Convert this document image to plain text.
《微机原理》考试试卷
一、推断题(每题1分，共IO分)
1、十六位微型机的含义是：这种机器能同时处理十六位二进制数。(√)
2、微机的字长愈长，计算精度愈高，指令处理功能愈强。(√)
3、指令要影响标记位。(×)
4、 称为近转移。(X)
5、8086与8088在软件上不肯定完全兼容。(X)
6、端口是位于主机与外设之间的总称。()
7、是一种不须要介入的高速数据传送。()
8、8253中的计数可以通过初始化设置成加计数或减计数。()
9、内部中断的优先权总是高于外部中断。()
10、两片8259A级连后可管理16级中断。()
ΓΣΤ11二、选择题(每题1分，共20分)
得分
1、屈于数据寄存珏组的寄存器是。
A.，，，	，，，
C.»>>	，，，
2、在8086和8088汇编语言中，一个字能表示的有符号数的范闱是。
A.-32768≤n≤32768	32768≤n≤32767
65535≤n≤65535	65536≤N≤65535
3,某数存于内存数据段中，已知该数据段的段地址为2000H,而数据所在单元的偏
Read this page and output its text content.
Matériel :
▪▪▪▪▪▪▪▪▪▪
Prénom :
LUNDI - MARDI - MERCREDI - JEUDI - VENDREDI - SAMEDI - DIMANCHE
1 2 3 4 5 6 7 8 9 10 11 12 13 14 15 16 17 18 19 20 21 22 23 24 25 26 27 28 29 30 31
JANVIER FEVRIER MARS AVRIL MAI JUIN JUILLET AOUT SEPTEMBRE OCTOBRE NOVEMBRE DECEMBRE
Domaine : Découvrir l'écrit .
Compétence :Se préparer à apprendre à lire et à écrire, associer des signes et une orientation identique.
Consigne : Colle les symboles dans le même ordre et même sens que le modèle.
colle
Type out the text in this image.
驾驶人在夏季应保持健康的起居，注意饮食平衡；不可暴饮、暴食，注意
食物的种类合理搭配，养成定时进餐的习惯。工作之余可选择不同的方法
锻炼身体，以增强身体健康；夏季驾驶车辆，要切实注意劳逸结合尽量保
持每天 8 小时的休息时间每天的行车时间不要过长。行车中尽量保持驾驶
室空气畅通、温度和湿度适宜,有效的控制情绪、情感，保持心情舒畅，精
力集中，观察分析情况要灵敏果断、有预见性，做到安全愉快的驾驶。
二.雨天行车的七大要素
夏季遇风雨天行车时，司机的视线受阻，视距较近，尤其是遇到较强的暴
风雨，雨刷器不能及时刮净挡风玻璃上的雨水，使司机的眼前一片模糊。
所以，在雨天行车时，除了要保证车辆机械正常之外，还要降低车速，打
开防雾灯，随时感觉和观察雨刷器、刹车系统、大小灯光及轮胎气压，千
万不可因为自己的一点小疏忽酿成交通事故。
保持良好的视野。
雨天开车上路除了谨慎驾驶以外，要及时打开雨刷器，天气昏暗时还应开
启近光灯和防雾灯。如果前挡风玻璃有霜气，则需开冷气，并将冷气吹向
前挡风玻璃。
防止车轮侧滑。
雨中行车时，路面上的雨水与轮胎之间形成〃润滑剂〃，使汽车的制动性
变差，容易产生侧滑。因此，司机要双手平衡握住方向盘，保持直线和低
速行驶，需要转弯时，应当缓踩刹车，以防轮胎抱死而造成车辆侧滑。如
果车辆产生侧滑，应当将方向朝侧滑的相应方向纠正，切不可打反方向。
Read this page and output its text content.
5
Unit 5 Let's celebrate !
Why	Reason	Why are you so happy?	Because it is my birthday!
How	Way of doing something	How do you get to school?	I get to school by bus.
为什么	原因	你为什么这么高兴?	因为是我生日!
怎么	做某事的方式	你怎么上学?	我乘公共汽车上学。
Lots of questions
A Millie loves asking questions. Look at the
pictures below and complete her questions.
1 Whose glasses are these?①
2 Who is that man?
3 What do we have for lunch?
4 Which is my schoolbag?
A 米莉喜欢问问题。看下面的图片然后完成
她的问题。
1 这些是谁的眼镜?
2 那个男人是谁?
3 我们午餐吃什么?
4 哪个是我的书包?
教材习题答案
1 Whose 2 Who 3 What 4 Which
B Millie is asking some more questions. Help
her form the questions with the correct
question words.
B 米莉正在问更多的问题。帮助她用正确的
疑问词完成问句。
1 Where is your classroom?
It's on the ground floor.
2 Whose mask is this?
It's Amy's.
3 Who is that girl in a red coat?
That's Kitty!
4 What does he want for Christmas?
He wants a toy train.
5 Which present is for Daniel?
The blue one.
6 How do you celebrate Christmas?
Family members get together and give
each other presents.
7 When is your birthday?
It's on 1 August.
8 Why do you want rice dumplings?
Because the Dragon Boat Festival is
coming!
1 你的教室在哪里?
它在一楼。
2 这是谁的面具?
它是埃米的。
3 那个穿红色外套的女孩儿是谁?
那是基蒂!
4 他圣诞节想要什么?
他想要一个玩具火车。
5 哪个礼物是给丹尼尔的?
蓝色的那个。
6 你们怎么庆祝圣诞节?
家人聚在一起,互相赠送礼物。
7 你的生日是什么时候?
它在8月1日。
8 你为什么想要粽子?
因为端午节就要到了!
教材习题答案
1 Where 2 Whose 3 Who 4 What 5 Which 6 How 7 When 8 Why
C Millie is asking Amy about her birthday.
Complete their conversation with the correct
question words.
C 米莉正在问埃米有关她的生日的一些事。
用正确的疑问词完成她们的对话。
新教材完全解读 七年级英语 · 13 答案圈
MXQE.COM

Your instructions => Repeat every record, exactly as written.

Solution to this exercise =>
Convert this document image to plain text.
《微机原理》考试试卷
一、推断题(每题1分，共IO分)
1、十六位微型机的含义是：这种机器能同时处理十六位二进制数。(√)
2、微机的字长愈长，计算精度愈高，指令处理功能愈强。(√)
3、指令要影响标记位。(×)
4、 称为近转移。(X)
5、8086与8088在软件上不肯定完全兼容。(X)
6、端口是位于主机与外设之间的总称。()
7、是一种不须要介入的高速数据传送。()
8、8253中的计数可以通过初始化设置成加计数或减计数。()
9、内部中断的优先权总是高于外部中断。()
10、两片8259A级连后可管理16级中断。()
ΓΣΤ11二、选择题(每题1分，共20分)
得分
1、屈于数据寄存珏组的寄存器是。
A.，，，	，，，
C.»>>	，，，
2、在8086和8088汇编语言中，一个字能表示的有符号数的范闱是。
A.-32768≤n≤32768	32768≤n≤32767
65535≤n≤65535	65536≤N≤65535
3,某数存于内存数据段中，已知该数据段的段地址为2000H,而数据所在单元的偏
Read this page and output its text content.
Matériel :
▪▪▪▪▪▪▪▪▪▪
Prénom :
LUNDI - MARDI - MERCREDI - JEUDI - VENDREDI - SAMEDI - DIMANCHE
1 2 3 4 5 6 7 8 9 10 11 12 13 14 15 16 17 18 19 20 21 22 23 24 25 26 27 28 29 30 31
JANVIER FEVRIER MARS AVRIL MAI JUIN JUILLET AOUT SEPTEMBRE OCTOBRE NOVEMBRE DECEMBRE
Domaine : Découvrir l'écrit .
Compétence :Se préparer à apprendre à lire et à écrire, associer des signes et une orientation identique.
Consigne : Colle les symboles dans le même ordre et même sens que le modèle.
colle
Type out the text in this image.
驾驶人在夏季应保持健康的起居，注意饮食平衡；不可暴饮、暴食，注意
食物的种类合理搭配，养成定时进餐的习惯。工作之余可选择不同的方法
锻炼身体，以增强身体健康；夏季驾驶车辆，要切实注意劳逸结合尽量保
持每天 8 小时的休息时间每天的行车时间不要过长。行车中尽量保持驾驶
室空气畅通、温度和湿度适宜,有效的控制情绪、情感，保持心情舒畅，精
力集中，观察分析情况要灵敏果断、有预见性，做到安全愉快的驾驶。
二.雨天行车的七大要素
夏季遇风雨天行车时，司机的视线受阻，视距较近，尤其是遇到较强的暴
风雨，雨刷器不能及时刮净挡风玻璃上的雨水，使司机的眼前一片模糊。
所以，在雨天行车时，除了要保证车辆机械正常之外，还要降低车速，打
开防雾灯，随时感觉和观察雨刷器、刹车系统、大小灯光及轮胎气压，千
万不可因为自己的一点小疏忽酿成交通事故。
保持良好的视野。
雨天开车上路除了谨慎驾驶以外，要及时打开雨刷器，天气昏暗时还应开
启近光灯和防雾灯。如果前挡风玻璃有霜气，则需开冷气，并将冷气吹向
前挡风玻璃。
防止车轮侧滑。
雨中行车时，路面上的雨水与轮胎之间形成〃润滑剂〃，使汽车的制动性
变差，容易产生侧滑。因此，司机要双手平衡握住方向盘，保持直线和低
速行驶，需要转弯时，应当缓踩刹车，以防轮胎抱死而造成车辆侧滑。如
果车辆产生侧滑，应当将方向朝侧滑的相应方向纠正，切不可打反方向。
Read this page and output its text content.
5
Unit 5 Let's celebrate !
Why	Reason	Why are you so happy?	Because it is my birthday!
How	Way of doing something	How do you get to school?	I get to school by bus.
为什么	原因	你为什么这么高兴?	因为是我生日!
怎么	做某事的方式	你怎么上学?	我乘公共汽车上学。
Lots of questions
A Millie loves asking questions. Look at the
pictures below and complete her questions.
1 Whose glasses are these?①
2 Who is that man?
3 What do we have for lunch?
4 Which is my schoolbag?
A 米莉喜欢问问题。看下面的图片然后完成
她的问题。
1 这些是谁的眼镜?
2 那个男人是谁?
3 我们午餐吃什么?
4 哪个是我的书包?
教材习题答案
1 Whose 2 Who 3 What 4 Which
B Millie is asking some more questions. Help
her form the questions with the correct
question words.
B 米莉正在问更多的问题。帮助她用正确的
疑问词完成问句。
1 Where is your classroom?
It's on the ground floor.
2 Whose mask is this?
It's Amy's.
3 Who is that girl in a red coat?
That's Kitty!
4 What does he want for Christmas?
He wants a toy train.
5 Which present is for Daniel?
The blue one.
6 How do you celebrate Christmas?
Family members get together and give
each other presents.
7 When is your birthday?
It's on 1 August.
8 Why do you want rice dumplings?
Because the Dragon Boat Festival is
coming!
1 你的教室在哪里?
它在一楼。
2 这是谁的面具?
它是埃米的。
3 那个穿红色外套的女孩儿是谁?
那是基蒂!
4 他圣诞节想要什么?
他想要一个玩具火车。
5 哪个礼物是给丹尼尔的?
蓝色的那个。
6 你们怎么庆祝圣诞节?
家人聚在一起,互相赠送礼物。
7 你的生日是什么时候?
它在8月1日。
8 你为什么想要粽子?
因为端午节就要到了!
教材习题答案
1 Where 2 Whose 3 Who 4 What 5 Which 6 How 7 When 8 Why
C Millie is asking Amy about her birthday.
Complete their conversation with the correct
question words.
C 米莉正在问埃米有关她的生日的一些事。
用正确的疑问词完成她们的对话。
新教材完全解读 七年级英语 · 13 答案圈
MXQE.COM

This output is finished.